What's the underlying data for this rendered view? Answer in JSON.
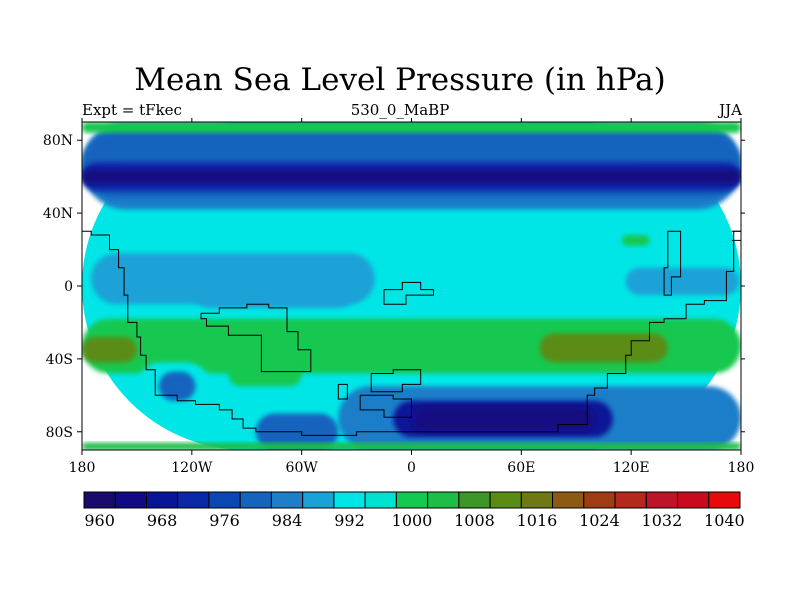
{
  "chart_data": {
    "type": "heatmap",
    "title": "Mean Sea Level Pressure (in hPa)",
    "left_string": "Expt = tFkec",
    "center_string": "530_0_MaBP",
    "right_string": "JJA",
    "xlim": [
      -180,
      180
    ],
    "ylim": [
      -90,
      90
    ],
    "x_ticks": [
      {
        "value": -180,
        "label": "180"
      },
      {
        "value": -120,
        "label": "120W"
      },
      {
        "value": -60,
        "label": "60W"
      },
      {
        "value": 0,
        "label": "0"
      },
      {
        "value": 60,
        "label": "60E"
      },
      {
        "value": 120,
        "label": "120E"
      },
      {
        "value": 180,
        "label": "180"
      }
    ],
    "y_ticks": [
      {
        "value": 80,
        "label": "80N"
      },
      {
        "value": 40,
        "label": "40N"
      },
      {
        "value": 0,
        "label": "0"
      },
      {
        "value": -40,
        "label": "40S"
      },
      {
        "value": -80,
        "label": "80S"
      }
    ],
    "colorbar": {
      "levels": [
        960,
        964,
        968,
        972,
        976,
        980,
        984,
        988,
        992,
        996,
        1000,
        1004,
        1008,
        1012,
        1016,
        1020,
        1024,
        1028,
        1032,
        1036,
        1040
      ],
      "labeled_levels": [
        960,
        968,
        976,
        984,
        992,
        1000,
        1008,
        1016,
        1024,
        1032,
        1040
      ],
      "colors": [
        "#1b0a6e",
        "#120a82",
        "#0a1496",
        "#0a28a8",
        "#0a46b4",
        "#1464be",
        "#1e7ec8",
        "#1aa2d6",
        "#00e6e6",
        "#00e1d2",
        "#14c850",
        "#1ebe46",
        "#3c9628",
        "#5a8c14",
        "#6e7814",
        "#8c5a14",
        "#a03c14",
        "#b4281e",
        "#be1428",
        "#c80a1e",
        "#e60a0a"
      ]
    },
    "fields": [
      {
        "lon": [
          -180,
          180
        ],
        "lat": [
          -90,
          90
        ],
        "value": 994
      },
      {
        "lon": [
          -180,
          180
        ],
        "lat": [
          42,
          90
        ],
        "value": 986
      },
      {
        "lon": [
          -180,
          180
        ],
        "lat": [
          48,
          85
        ],
        "value": 982
      },
      {
        "lon": [
          -180,
          180
        ],
        "lat": [
          52,
          68
        ],
        "value": 974
      },
      {
        "lon": [
          -180,
          180
        ],
        "lat": [
          56,
          64
        ],
        "value": 966
      },
      {
        "lon": [
          -180,
          180
        ],
        "lat": [
          84,
          90
        ],
        "value": 1002
      },
      {
        "lon": [
          -175,
          -20
        ],
        "lat": [
          -10,
          18
        ],
        "value": 990
      },
      {
        "lon": [
          -120,
          -30
        ],
        "lat": [
          -12,
          8
        ],
        "value": 988
      },
      {
        "lon": [
          117,
          179
        ],
        "lat": [
          -5,
          10
        ],
        "value": 990
      },
      {
        "lon": [
          -180,
          180
        ],
        "lat": [
          -48,
          -18
        ],
        "value": 1002
      },
      {
        "lon": [
          -180,
          -150
        ],
        "lat": [
          -42,
          -28
        ],
        "value": 1012
      },
      {
        "lon": [
          70,
          140
        ],
        "lat": [
          -42,
          -26
        ],
        "value": 1012
      },
      {
        "lon": [
          -100,
          -60
        ],
        "lat": [
          -55,
          -42
        ],
        "value": 1002
      },
      {
        "lon": [
          -150,
          -110
        ],
        "lat": [
          -68,
          -42
        ],
        "value": 994
      },
      {
        "lon": [
          -138,
          -118
        ],
        "lat": [
          -63,
          -47
        ],
        "value": 982
      },
      {
        "lon": [
          -130,
          -122
        ],
        "lat": [
          -58,
          -52
        ],
        "value": 980
      },
      {
        "lon": [
          -40,
          180
        ],
        "lat": [
          -90,
          -55
        ],
        "value": 986
      },
      {
        "lon": [
          -85,
          -40
        ],
        "lat": [
          -90,
          -70
        ],
        "value": 982
      },
      {
        "lon": [
          -10,
          110
        ],
        "lat": [
          -83,
          -63
        ],
        "value": 970
      },
      {
        "lon": [
          0,
          100
        ],
        "lat": [
          -80,
          -66
        ],
        "value": 966
      },
      {
        "lon": [
          115,
          130
        ],
        "lat": [
          22,
          28
        ],
        "value": 1002
      },
      {
        "lon": [
          -180,
          180
        ],
        "lat": [
          -90,
          -86
        ],
        "value": 1004
      }
    ]
  }
}
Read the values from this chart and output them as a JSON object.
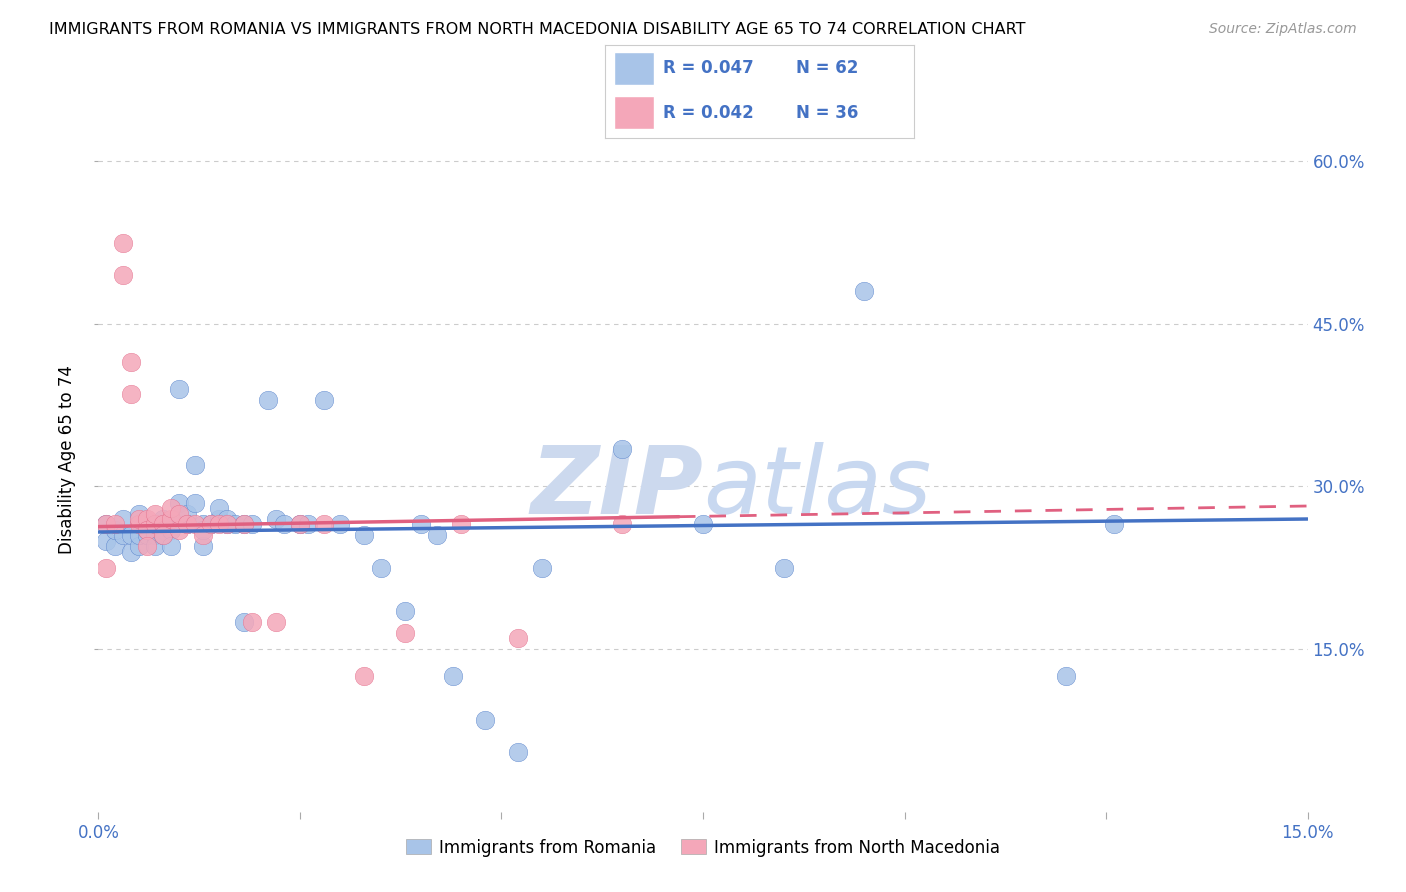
{
  "title": "IMMIGRANTS FROM ROMANIA VS IMMIGRANTS FROM NORTH MACEDONIA DISABILITY AGE 65 TO 74 CORRELATION CHART",
  "source": "Source: ZipAtlas.com",
  "ylabel": "Disability Age 65 to 74",
  "legend_romania": "Immigrants from Romania",
  "legend_macedonia": "Immigrants from North Macedonia",
  "R_romania": "0.047",
  "N_romania": "62",
  "R_macedonia": "0.042",
  "N_macedonia": "36",
  "color_romania": "#a8c4e8",
  "color_macedonia": "#f4a7b9",
  "color_romania_line": "#4472c4",
  "color_macedonia_line": "#e06080",
  "color_text_blue": "#4472c4",
  "watermark_color": "#ccd9ee",
  "background": "#ffffff",
  "xlim": [
    0.0,
    0.15
  ],
  "ylim": [
    0.0,
    0.65
  ],
  "romania_trend": [
    0.258,
    0.27
  ],
  "macedonia_trend": [
    0.263,
    0.282
  ],
  "romania_x": [
    0.001,
    0.001,
    0.002,
    0.002,
    0.003,
    0.003,
    0.004,
    0.004,
    0.005,
    0.005,
    0.005,
    0.006,
    0.006,
    0.007,
    0.007,
    0.007,
    0.008,
    0.008,
    0.008,
    0.009,
    0.009,
    0.009,
    0.01,
    0.01,
    0.011,
    0.011,
    0.012,
    0.012,
    0.013,
    0.013,
    0.013,
    0.014,
    0.015,
    0.015,
    0.016,
    0.016,
    0.017,
    0.018,
    0.018,
    0.019,
    0.021,
    0.022,
    0.023,
    0.025,
    0.026,
    0.028,
    0.03,
    0.033,
    0.035,
    0.038,
    0.04,
    0.042,
    0.044,
    0.048,
    0.052,
    0.055,
    0.065,
    0.075,
    0.085,
    0.095,
    0.12,
    0.126
  ],
  "romania_y": [
    0.265,
    0.25,
    0.245,
    0.26,
    0.27,
    0.255,
    0.24,
    0.255,
    0.275,
    0.245,
    0.255,
    0.255,
    0.26,
    0.255,
    0.245,
    0.265,
    0.27,
    0.265,
    0.255,
    0.265,
    0.26,
    0.245,
    0.39,
    0.285,
    0.275,
    0.265,
    0.32,
    0.285,
    0.265,
    0.245,
    0.26,
    0.265,
    0.27,
    0.28,
    0.265,
    0.27,
    0.265,
    0.265,
    0.175,
    0.265,
    0.38,
    0.27,
    0.265,
    0.265,
    0.265,
    0.38,
    0.265,
    0.255,
    0.225,
    0.185,
    0.265,
    0.255,
    0.125,
    0.085,
    0.055,
    0.225,
    0.335,
    0.265,
    0.225,
    0.48,
    0.125,
    0.265
  ],
  "macedonia_x": [
    0.001,
    0.001,
    0.002,
    0.003,
    0.003,
    0.004,
    0.004,
    0.005,
    0.005,
    0.006,
    0.006,
    0.006,
    0.007,
    0.007,
    0.008,
    0.008,
    0.009,
    0.009,
    0.01,
    0.01,
    0.011,
    0.012,
    0.013,
    0.014,
    0.015,
    0.016,
    0.018,
    0.019,
    0.022,
    0.025,
    0.028,
    0.033,
    0.038,
    0.045,
    0.052,
    0.065
  ],
  "macedonia_y": [
    0.265,
    0.225,
    0.265,
    0.525,
    0.495,
    0.415,
    0.385,
    0.265,
    0.27,
    0.27,
    0.26,
    0.245,
    0.265,
    0.275,
    0.265,
    0.255,
    0.27,
    0.28,
    0.26,
    0.275,
    0.265,
    0.265,
    0.255,
    0.265,
    0.265,
    0.265,
    0.265,
    0.175,
    0.175,
    0.265,
    0.265,
    0.125,
    0.165,
    0.265,
    0.16,
    0.265
  ]
}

• WHAT YOU NEED TO DO:
Out of the material above, gather each line where "this" appears.

• FINISHED ANSWER:
What's the underlying data for this rendered view? Answer in JSON.
Read the values from this chart and output them as a JSON object.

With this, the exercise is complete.